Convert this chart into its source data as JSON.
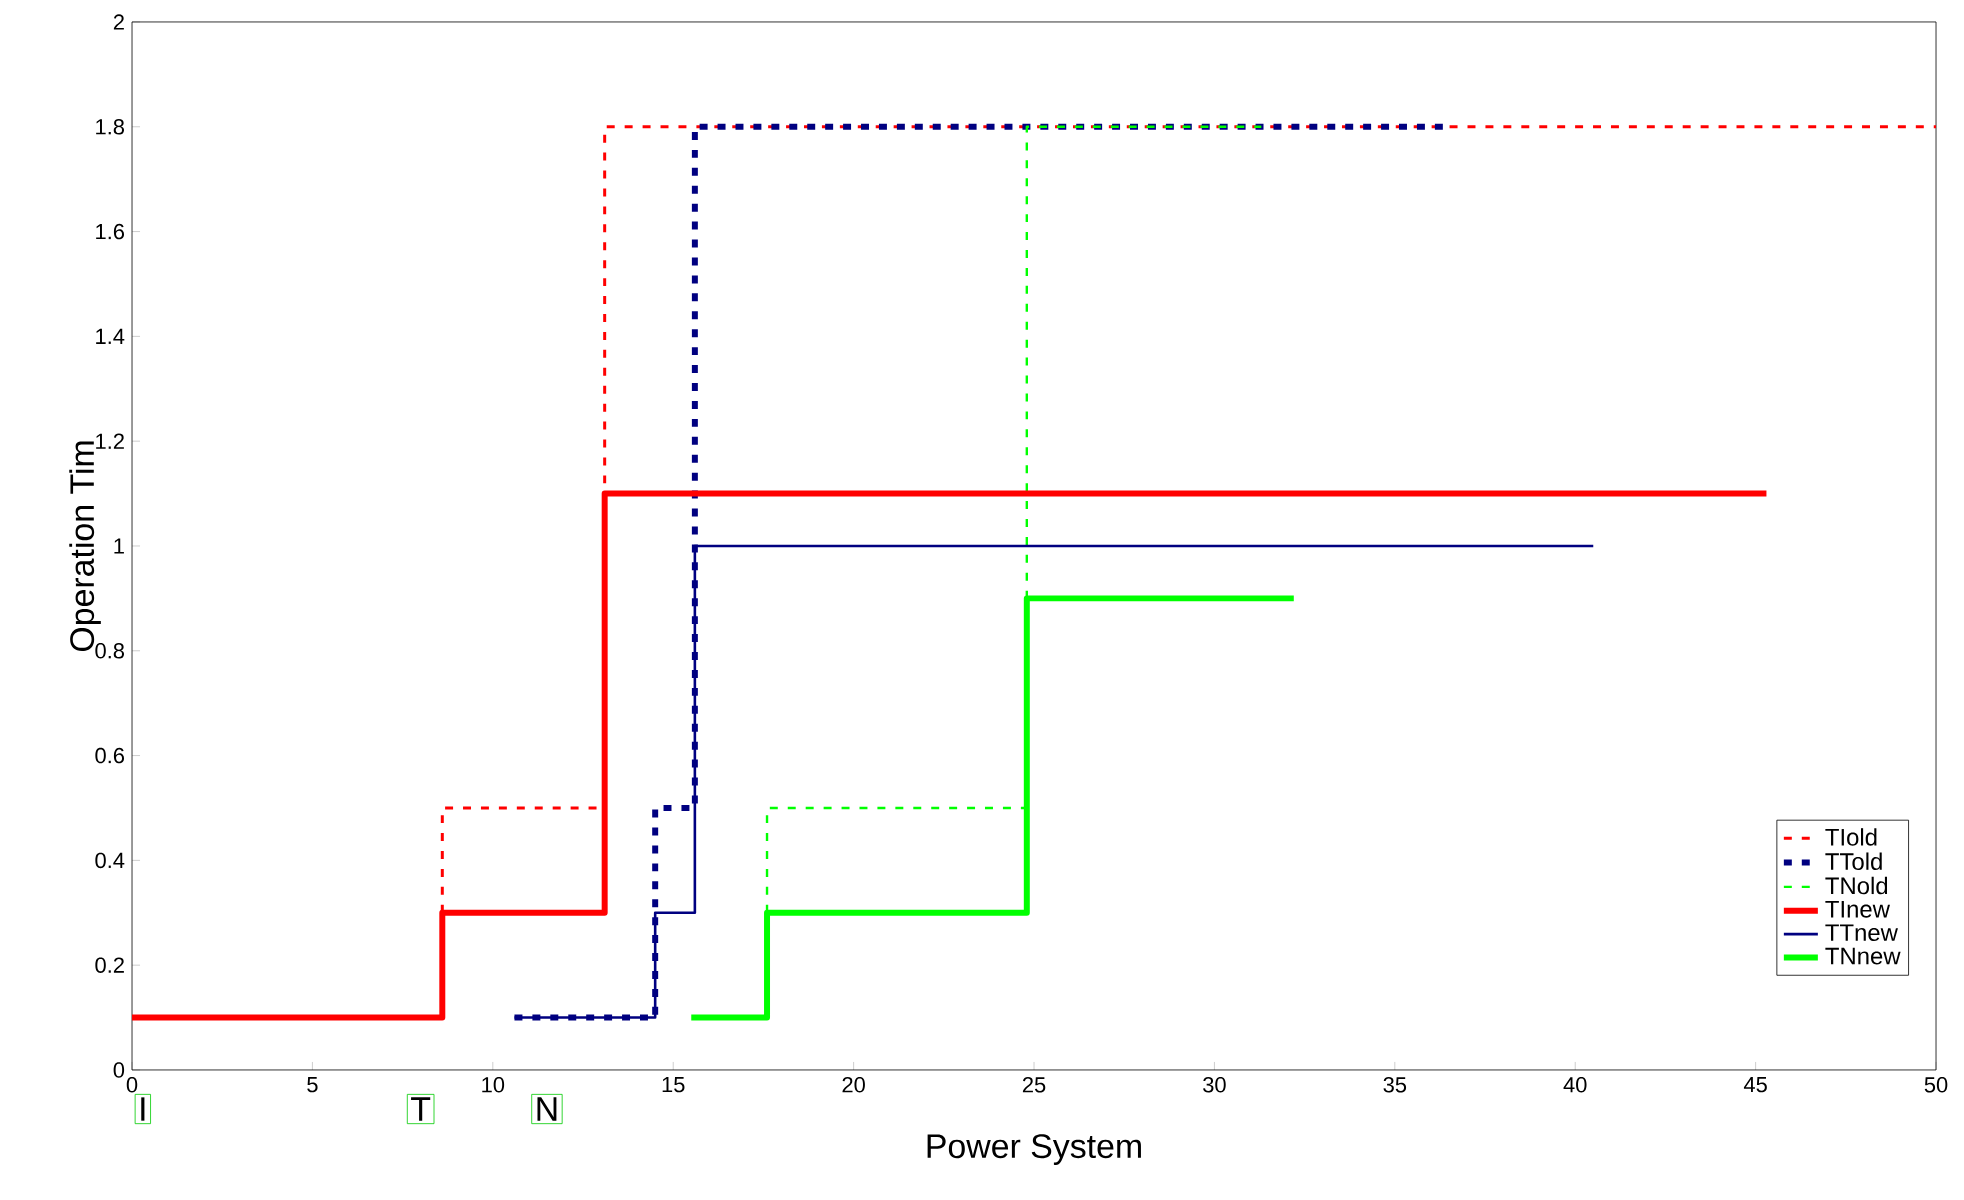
{
  "chart_data": {
    "type": "step",
    "xlabel": "Power System",
    "ylabel": "Operation Tim",
    "xlim": [
      0,
      50
    ],
    "xticks": [
      0,
      5,
      10,
      15,
      20,
      25,
      30,
      35,
      40,
      45,
      50
    ],
    "ylim": [
      0,
      2
    ],
    "yticks": [
      0,
      0.2,
      0.4,
      0.6,
      0.8,
      1,
      1.2,
      1.4,
      1.6,
      1.8,
      2
    ],
    "legend": "bottom right",
    "grid": false,
    "annotations": [
      "I",
      "T",
      "N"
    ],
    "series": [
      {
        "name": "TIold",
        "color": "#ff0000",
        "line_style": "dashed",
        "x": [
          8.6,
          8.6,
          13.1,
          50
        ],
        "values": [
          0.3,
          0.5,
          1.8,
          1.8
        ]
      },
      {
        "name": "TTold",
        "color": "#000080",
        "line_style": "dashed",
        "x": [
          10.6,
          14.5,
          15.6,
          36.4
        ],
        "values": [
          0.1,
          0.5,
          1.8,
          1.8
        ]
      },
      {
        "name": "TNold",
        "color": "#00ff00",
        "line_style": "dashed",
        "x": [
          17.6,
          17.6,
          24.8,
          31.3
        ],
        "values": [
          0.3,
          0.5,
          1.8,
          1.8
        ]
      },
      {
        "name": "TInew",
        "color": "#ff0000",
        "line_style": "solid",
        "x": [
          0,
          8.6,
          13.1,
          45.3
        ],
        "values": [
          0.1,
          0.3,
          1.1,
          1.1
        ]
      },
      {
        "name": "TTnew",
        "color": "#000080",
        "line_style": "solid",
        "x": [
          10.6,
          14.5,
          15.6,
          40.5
        ],
        "values": [
          0.1,
          0.3,
          1.0,
          1.0
        ]
      },
      {
        "name": "TNnew",
        "color": "#00ff00",
        "line_style": "solid",
        "x": [
          15.5,
          17.6,
          24.8,
          32.2
        ],
        "values": [
          0.1,
          0.3,
          0.9,
          0.9
        ]
      }
    ]
  }
}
══════════════════════════════
* INSTRUCTION
Copy out all lines where the word "name" appears.

* EXPECTED ANSWER
        "name": "TIold",
        "name": "TTold",
        "name": "TNold",
        "name": "TInew",
        "name": "TTnew",
        "name": "TNnew",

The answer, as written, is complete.